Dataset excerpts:
□ □ □ □ □

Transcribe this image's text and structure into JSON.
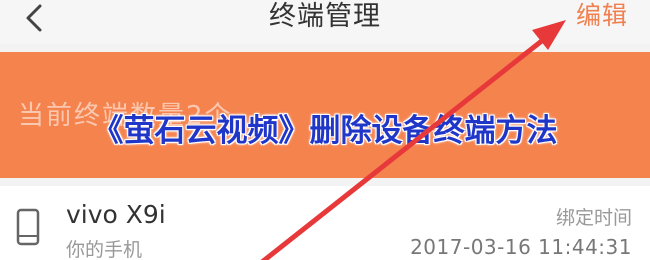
{
  "header": {
    "title": "终端管理",
    "edit_label": "编辑",
    "back_icon": "chevron-left-icon"
  },
  "banner": {
    "text": "当前终端数量2个"
  },
  "caption": {
    "text": "《萤石云视频》删除设备终端方法"
  },
  "device": {
    "icon": "phone-icon",
    "name": "vivo X9i",
    "subtitle": "你的手机",
    "bind_label": "绑定时间",
    "bind_time": "2017-03-16 11:44:31"
  },
  "colors": {
    "accent": "#f5834e",
    "edit": "#f08050",
    "arrow": "#e8393a",
    "caption": "#1f36c8"
  }
}
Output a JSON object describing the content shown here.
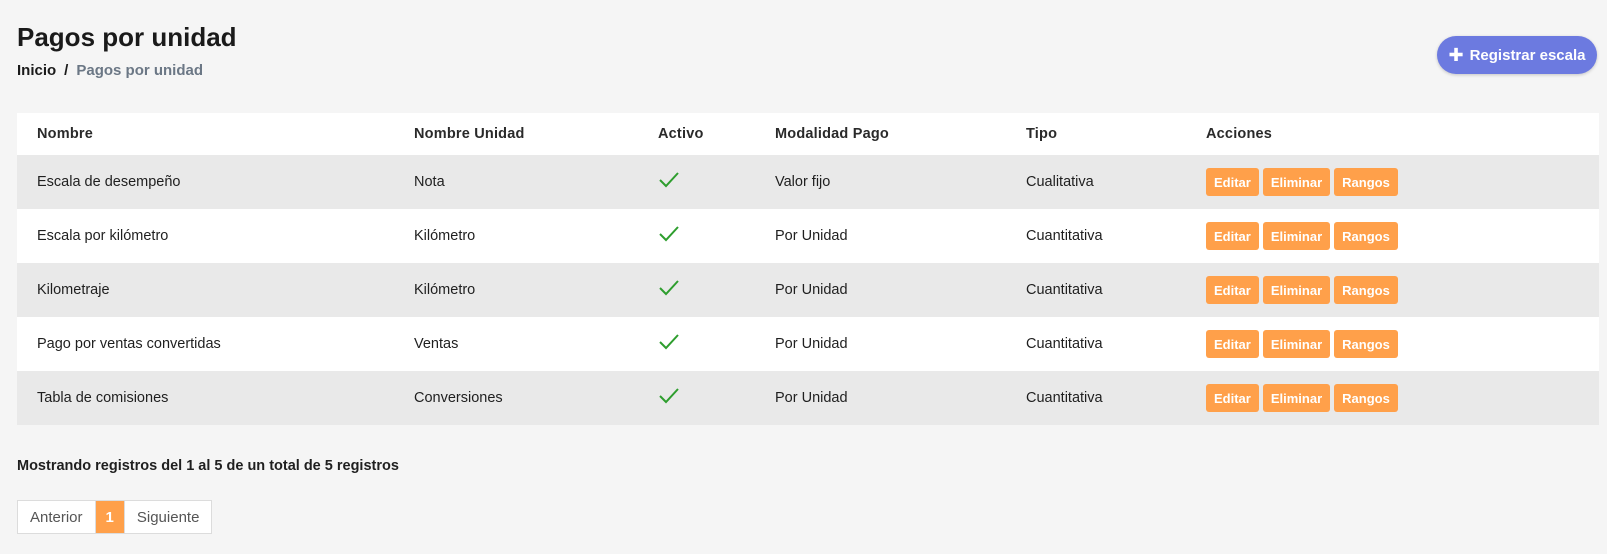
{
  "header": {
    "title": "Pagos por unidad",
    "breadcrumb": {
      "home": "Inicio",
      "separator": "/",
      "current": "Pagos por unidad"
    },
    "register_button": {
      "icon": "plus-icon",
      "label": "Registrar escala",
      "color": "#6c7ae0"
    }
  },
  "table": {
    "columns": [
      "Nombre",
      "Nombre Unidad",
      "Activo",
      "Modalidad Pago",
      "Tipo",
      "Acciones"
    ],
    "rows": [
      {
        "nombre": "Escala de desempeño",
        "unidad": "Nota",
        "activo": true,
        "modalidad": "Valor fijo",
        "tipo": "Cualitativa"
      },
      {
        "nombre": "Escala por kilómetro",
        "unidad": "Kilómetro",
        "activo": true,
        "modalidad": "Por Unidad",
        "tipo": "Cuantitativa"
      },
      {
        "nombre": "Kilometraje",
        "unidad": "Kilómetro",
        "activo": true,
        "modalidad": "Por Unidad",
        "tipo": "Cuantitativa"
      },
      {
        "nombre": "Pago por ventas convertidas",
        "unidad": "Ventas",
        "activo": true,
        "modalidad": "Por Unidad",
        "tipo": "Cuantitativa"
      },
      {
        "nombre": "Tabla de comisiones",
        "unidad": "Conversiones",
        "activo": true,
        "modalidad": "Por Unidad",
        "tipo": "Cuantitativa"
      }
    ],
    "actions": {
      "edit": "Editar",
      "delete": "Eliminar",
      "ranges": "Rangos"
    },
    "action_color": "#ffa04a",
    "check_color": "#2e9e2e"
  },
  "footer": {
    "info": "Mostrando registros del 1 al 5 de un total de 5 registros",
    "pagination": {
      "prev": "Anterior",
      "current_page": "1",
      "next": "Siguiente"
    }
  }
}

□ □ □ □ □

• **Short task**
Identify the lines of the data that contain the word "icon". Copy each of them.

• **Solution for this problem**
    "back_icon": "chevron-left-icon"
    "icon": "phone-icon",
      "icon": "plus-icon",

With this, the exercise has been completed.